*EXCERPT PROVIDED*
::::::::::
Never mind that get or said were easily found throughout the works of professional, even great, writers. Shakespeare ended Sonnet VII with So thou, thyself out-going in thy noon/Unlook'd on diest, unless thou get a son: would they have preferred acquired a son?
In song, The Beatles might have written Proceed Back instead of Get Back, and Must Manoeuvre You Into My Life instead of Got To Get You Into My Life. Dave Edmunds' album would have been 'Procure It', not 'Get It', and Arthur Alexander would have thrown out the get and sung obtain a shot of rhythm & blues.
As for said:
Beatles: She Remarked.
Wings: Listen To What The Man Stated.
Van Morrison: Jackie Wilson Observed.
Neil Diamond: I Am... I Asserted.
Bernard Cribbins: Right Exclaimed Fred.
I'm being facetious, but in many contexts get and said are perfectly respectable. Substituting longer words can sound self-conscious, over-formal, or lacking in directness. It makes sense if the substitute offers an extra shade of meaning (bought for got), or if the context forces you to keep it formal, but often it adds nothing, especially in fiction: "Oh, look! The mother bird is leaving the nest," observed Mary.
::::::::::
*EXTRACTED RECORDS*
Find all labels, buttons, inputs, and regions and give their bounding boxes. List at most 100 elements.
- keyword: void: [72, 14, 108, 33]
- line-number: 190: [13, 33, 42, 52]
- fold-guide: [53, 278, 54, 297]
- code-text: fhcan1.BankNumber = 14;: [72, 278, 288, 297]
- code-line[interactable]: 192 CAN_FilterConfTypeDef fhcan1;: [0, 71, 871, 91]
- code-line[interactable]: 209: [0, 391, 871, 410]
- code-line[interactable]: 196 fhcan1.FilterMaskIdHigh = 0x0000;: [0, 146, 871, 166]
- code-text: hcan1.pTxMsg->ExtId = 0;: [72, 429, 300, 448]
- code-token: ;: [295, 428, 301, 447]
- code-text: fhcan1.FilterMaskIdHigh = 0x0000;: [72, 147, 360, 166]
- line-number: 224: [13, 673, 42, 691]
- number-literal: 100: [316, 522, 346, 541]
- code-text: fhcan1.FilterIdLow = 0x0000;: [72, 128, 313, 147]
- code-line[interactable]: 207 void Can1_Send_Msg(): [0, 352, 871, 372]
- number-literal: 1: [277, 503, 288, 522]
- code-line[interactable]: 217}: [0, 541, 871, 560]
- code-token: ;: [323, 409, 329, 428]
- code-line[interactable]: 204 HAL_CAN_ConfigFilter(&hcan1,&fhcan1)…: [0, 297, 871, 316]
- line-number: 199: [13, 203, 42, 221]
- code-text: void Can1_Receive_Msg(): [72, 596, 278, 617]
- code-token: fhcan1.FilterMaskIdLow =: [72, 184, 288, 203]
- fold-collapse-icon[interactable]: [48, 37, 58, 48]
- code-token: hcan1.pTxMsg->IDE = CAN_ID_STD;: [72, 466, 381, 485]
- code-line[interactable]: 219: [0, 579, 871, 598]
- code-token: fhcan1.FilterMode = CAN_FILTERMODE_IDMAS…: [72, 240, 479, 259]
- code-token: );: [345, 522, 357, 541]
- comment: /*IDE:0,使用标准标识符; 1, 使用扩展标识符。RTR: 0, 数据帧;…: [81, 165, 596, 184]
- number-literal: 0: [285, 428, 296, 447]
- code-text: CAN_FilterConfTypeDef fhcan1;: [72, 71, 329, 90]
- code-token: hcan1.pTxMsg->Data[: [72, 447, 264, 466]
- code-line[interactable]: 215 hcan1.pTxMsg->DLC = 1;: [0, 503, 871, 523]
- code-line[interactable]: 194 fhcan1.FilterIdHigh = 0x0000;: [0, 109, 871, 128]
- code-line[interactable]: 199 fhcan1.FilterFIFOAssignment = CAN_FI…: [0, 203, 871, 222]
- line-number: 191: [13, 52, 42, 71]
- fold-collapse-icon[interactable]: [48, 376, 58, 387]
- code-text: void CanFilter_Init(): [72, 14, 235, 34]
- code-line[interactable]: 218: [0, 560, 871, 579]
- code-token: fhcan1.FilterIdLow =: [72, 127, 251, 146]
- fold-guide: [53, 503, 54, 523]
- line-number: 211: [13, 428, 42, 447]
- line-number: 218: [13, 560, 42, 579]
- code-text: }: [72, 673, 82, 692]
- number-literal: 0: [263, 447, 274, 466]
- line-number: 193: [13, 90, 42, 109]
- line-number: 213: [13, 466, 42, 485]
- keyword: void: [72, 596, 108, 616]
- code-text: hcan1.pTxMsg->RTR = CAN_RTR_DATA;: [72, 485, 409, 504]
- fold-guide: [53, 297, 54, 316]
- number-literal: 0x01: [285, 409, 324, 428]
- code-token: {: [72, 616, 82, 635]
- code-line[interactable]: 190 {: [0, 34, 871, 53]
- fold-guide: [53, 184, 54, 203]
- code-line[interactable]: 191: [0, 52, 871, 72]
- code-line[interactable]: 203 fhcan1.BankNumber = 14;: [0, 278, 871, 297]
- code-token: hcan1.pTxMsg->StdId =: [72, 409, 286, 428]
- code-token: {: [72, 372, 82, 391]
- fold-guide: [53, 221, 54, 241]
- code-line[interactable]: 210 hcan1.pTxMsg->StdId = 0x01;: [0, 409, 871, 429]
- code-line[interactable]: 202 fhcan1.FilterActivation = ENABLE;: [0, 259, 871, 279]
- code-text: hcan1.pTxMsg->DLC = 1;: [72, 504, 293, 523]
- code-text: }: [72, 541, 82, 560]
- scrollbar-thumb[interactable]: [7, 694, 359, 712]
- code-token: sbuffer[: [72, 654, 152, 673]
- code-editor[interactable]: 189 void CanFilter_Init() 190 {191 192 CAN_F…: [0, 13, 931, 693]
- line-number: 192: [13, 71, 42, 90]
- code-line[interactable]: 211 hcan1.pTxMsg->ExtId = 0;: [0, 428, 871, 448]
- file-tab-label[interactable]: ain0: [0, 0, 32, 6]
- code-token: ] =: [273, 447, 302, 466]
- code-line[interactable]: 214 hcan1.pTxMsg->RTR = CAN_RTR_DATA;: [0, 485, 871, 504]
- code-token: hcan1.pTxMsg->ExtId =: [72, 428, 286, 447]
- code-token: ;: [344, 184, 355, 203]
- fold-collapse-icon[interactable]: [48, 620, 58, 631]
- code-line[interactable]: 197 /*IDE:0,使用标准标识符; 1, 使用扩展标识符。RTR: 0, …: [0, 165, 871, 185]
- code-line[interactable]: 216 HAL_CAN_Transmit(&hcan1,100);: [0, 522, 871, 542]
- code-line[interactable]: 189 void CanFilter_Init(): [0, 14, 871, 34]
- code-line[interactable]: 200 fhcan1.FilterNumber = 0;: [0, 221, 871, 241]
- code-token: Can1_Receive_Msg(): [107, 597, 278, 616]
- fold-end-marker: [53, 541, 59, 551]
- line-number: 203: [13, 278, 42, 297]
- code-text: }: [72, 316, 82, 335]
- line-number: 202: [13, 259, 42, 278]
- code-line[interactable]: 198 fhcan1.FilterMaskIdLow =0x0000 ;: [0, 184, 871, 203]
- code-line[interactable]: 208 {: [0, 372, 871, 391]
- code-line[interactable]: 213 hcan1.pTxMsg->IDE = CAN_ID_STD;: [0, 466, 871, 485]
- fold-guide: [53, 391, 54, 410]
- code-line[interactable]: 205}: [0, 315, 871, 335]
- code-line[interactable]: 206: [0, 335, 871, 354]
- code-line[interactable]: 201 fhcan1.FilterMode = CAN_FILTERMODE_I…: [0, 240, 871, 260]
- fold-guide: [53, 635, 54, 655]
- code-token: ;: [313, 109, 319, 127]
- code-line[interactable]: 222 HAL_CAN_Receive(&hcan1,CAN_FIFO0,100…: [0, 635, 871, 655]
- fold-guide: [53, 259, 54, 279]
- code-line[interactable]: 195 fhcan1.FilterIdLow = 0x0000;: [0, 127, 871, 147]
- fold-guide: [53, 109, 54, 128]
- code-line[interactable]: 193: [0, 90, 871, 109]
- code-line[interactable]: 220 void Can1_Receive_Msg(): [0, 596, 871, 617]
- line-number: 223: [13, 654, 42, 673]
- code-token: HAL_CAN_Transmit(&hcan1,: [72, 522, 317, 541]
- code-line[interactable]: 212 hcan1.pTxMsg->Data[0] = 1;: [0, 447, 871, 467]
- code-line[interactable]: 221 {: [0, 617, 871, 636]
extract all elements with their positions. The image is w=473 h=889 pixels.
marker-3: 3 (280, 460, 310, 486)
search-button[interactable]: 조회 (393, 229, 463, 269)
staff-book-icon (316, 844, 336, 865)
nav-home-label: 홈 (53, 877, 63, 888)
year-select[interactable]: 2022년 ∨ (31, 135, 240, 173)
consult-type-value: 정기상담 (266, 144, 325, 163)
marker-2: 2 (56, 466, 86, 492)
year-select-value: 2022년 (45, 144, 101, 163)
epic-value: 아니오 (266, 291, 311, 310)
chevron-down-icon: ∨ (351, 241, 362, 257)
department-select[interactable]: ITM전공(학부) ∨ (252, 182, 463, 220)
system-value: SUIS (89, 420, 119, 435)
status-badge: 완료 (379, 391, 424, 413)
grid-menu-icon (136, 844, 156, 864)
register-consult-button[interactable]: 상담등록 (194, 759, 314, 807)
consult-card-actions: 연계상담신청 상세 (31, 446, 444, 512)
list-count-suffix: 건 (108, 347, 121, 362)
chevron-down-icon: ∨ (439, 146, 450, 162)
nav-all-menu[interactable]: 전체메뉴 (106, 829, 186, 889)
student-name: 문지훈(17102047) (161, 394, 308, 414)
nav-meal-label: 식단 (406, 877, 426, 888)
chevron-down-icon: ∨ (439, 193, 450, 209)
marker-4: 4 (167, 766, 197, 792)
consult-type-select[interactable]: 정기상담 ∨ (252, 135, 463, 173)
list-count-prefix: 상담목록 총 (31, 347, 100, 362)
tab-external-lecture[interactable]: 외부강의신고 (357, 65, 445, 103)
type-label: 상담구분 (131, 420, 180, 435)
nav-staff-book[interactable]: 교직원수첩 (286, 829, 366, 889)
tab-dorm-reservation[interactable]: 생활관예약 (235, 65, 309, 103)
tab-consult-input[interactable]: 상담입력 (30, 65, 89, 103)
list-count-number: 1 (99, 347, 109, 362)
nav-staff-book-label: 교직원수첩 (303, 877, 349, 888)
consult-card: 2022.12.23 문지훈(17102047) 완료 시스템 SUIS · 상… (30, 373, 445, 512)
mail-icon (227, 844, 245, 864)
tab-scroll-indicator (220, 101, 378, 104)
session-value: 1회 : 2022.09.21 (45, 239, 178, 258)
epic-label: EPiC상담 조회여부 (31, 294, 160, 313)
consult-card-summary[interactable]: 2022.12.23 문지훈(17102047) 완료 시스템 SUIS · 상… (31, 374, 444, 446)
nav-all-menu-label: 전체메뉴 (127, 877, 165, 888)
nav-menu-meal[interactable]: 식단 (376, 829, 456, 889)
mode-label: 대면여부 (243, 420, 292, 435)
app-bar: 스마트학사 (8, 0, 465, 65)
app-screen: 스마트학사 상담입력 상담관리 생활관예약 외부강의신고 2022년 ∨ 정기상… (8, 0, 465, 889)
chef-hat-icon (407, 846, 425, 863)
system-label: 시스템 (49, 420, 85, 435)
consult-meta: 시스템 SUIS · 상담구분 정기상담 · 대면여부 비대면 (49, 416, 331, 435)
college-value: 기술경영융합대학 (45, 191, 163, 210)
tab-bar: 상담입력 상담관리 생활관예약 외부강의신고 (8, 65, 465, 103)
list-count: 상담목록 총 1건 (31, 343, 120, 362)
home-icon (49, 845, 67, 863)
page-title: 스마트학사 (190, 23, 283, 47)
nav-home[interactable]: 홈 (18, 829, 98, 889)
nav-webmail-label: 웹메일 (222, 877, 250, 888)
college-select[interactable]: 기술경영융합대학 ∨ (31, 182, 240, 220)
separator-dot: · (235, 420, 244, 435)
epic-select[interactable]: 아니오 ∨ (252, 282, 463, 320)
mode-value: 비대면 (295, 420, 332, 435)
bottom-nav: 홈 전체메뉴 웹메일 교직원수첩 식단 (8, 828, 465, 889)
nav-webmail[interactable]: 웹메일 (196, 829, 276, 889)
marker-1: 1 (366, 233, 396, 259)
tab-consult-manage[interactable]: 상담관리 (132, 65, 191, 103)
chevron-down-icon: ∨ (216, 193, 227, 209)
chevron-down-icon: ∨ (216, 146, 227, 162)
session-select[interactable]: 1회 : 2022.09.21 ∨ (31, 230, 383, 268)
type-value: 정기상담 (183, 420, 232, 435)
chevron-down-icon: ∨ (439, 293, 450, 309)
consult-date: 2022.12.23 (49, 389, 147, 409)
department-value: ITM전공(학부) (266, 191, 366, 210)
::::::::::
*EXERCISE INSTRUCTIONS*
Continue the piece on replacing "get" and "said" with longer words, starting right after its last sentence.

*EXERCISE RESPONSE*
As long ago as 1908, H.G. Fowler was offering this advice in The King's English:
ANY one who wishes to become a good writer should endeavour, before he allows himself to be tempted by the more showy qualities, to be direct, simple, brief, vigorous, and lucid.
This general principle may be translated into practical rules in the domain of vocabulary as follows:—
- Prefer the familiar word to the far-fetched.
- Prefer the concrete word to the abstract.
- Prefer the single word to the circumlocution.
- Prefer the short word to the long.
- Prefer the Saxon word to the Romance.